• _Written exercise_
Return the whole listing, keeping every character the same.

[Stored records]
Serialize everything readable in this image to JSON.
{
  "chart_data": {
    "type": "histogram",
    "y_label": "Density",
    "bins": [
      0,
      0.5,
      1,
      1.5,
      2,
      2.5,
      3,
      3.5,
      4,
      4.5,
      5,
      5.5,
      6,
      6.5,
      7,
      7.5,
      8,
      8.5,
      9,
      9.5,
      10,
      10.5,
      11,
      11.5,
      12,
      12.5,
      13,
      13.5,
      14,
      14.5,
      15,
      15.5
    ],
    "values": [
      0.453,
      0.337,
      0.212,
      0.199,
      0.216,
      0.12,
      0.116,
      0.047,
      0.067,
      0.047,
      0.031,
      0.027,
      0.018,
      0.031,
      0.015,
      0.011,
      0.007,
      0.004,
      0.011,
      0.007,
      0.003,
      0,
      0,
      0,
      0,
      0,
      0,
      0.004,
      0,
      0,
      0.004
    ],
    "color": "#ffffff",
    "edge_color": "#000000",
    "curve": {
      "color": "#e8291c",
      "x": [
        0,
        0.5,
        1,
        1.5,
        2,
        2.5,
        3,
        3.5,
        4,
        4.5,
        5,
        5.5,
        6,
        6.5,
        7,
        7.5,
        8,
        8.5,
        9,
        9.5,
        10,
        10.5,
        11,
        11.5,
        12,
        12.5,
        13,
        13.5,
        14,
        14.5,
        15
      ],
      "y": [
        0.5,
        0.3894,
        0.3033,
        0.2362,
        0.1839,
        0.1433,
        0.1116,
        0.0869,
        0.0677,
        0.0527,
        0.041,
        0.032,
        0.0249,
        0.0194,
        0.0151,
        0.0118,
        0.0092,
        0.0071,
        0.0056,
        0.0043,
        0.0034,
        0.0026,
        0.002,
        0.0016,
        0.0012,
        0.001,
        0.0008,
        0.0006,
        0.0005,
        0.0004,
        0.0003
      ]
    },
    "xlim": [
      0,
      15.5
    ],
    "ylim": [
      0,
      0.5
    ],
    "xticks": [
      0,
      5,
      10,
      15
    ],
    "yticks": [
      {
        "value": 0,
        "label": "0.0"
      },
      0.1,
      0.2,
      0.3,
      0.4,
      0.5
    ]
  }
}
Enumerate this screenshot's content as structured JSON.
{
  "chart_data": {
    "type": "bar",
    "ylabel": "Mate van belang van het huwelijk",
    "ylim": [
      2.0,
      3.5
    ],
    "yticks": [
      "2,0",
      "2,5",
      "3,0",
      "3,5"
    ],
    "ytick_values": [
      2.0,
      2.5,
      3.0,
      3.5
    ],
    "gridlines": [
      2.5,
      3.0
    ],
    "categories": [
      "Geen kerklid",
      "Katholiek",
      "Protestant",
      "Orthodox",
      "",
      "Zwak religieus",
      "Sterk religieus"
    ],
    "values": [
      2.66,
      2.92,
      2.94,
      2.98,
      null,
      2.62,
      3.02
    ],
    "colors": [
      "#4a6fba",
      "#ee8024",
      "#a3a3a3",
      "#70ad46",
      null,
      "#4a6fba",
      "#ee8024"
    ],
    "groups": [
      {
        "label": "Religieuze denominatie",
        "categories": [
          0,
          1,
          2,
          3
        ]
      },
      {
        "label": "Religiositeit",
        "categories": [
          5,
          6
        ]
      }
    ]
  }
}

• _Exercise output_
Serialize everything readable in this image to JSON.
{
  "chart_data": {
    "type": "histogram",
    "y_label": "Density",
    "bins": [
      0,
      0.5,
      1,
      1.5,
      2,
      2.5,
      3,
      3.5,
      4,
      4.5,
      5,
      5.5,
      6,
      6.5,
      7,
      7.5,
      8,
      8.5,
      9,
      9.5,
      10,
      10.5,
      11,
      11.5,
      12,
      12.5,
      13,
      13.5,
      14,
      14.5,
      15,
      15.5
    ],
    "values": [
      0.453,
      0.337,
      0.212,
      0.199,
      0.216,
      0.12,
      0.116,
      0.047,
      0.067,
      0.047,
      0.031,
      0.027,
      0.018,
      0.031,
      0.015,
      0.011,
      0.007,
      0.004,
      0.011,
      0.007,
      0.003,
      0,
      0,
      0,
      0,
      0,
      0,
      0.004,
      0,
      0,
      0.004
    ],
    "color": "#ffffff",
    "edge_color": "#000000",
    "curve": {
      "color": "#e8291c",
      "x": [
        0,
        0.5,
        1,
        1.5,
        2,
        2.5,
        3,
        3.5,
        4,
        4.5,
        5,
        5.5,
        6,
        6.5,
        7,
        7.5,
        8,
        8.5,
        9,
        9.5,
        10,
        10.5,
        11,
        11.5,
        12,
        12.5,
        13,
        13.5,
        14,
        14.5,
        15
      ],
      "y": [
        0.5,
        0.3894,
        0.3033,
        0.2362,
        0.1839,
        0.1433,
        0.1116,
        0.0869,
        0.0677,
        0.0527,
        0.041,
        0.032,
        0.0249,
        0.0194,
        0.0151,
        0.0118,
        0.0092,
        0.0071,
        0.0056,
        0.0043,
        0.0034,
        0.0026,
        0.002,
        0.0016,
        0.0012,
        0.001,
        0.0008,
        0.0006,
        0.0005,
        0.0004,
        0.0003
      ]
    },
    "xlim": [
      0,
      15.5
    ],
    "ylim": [
      0,
      0.5
    ],
    "xticks": [
      0,
      5,
      10,
      15
    ],
    "yticks": [
      {
        "value": 0,
        "label": "0.0"
      },
      0.1,
      0.2,
      0.3,
      0.4,
      0.5
    ]
  }
}
Enumerate this screenshot's content as structured JSON.
{
  "chart_data": {
    "type": "bar",
    "ylabel": "Mate van belang van het huwelijk",
    "ylim": [
      2.0,
      3.5
    ],
    "yticks": [
      "2,0",
      "2,5",
      "3,0",
      "3,5"
    ],
    "ytick_values": [
      2.0,
      2.5,
      3.0,
      3.5
    ],
    "gridlines": [
      2.5,
      3.0
    ],
    "categories": [
      "Geen kerklid",
      "Katholiek",
      "Protestant",
      "Orthodox",
      "",
      "Zwak religieus",
      "Sterk religieus"
    ],
    "values": [
      2.66,
      2.92,
      2.94,
      2.98,
      null,
      2.62,
      3.02
    ],
    "colors": [
      "#4a6fba",
      "#ee8024",
      "#a3a3a3",
      "#70ad46",
      null,
      "#4a6fba",
      "#ee8024"
    ],
    "groups": [
      {
        "label": "Religieuze denominatie",
        "categories": [
          0,
          1,
          2,
          3
        ]
      },
      {
        "label": "Religiositeit",
        "categories": [
          5,
          6
        ]
      }
    ]
  }
}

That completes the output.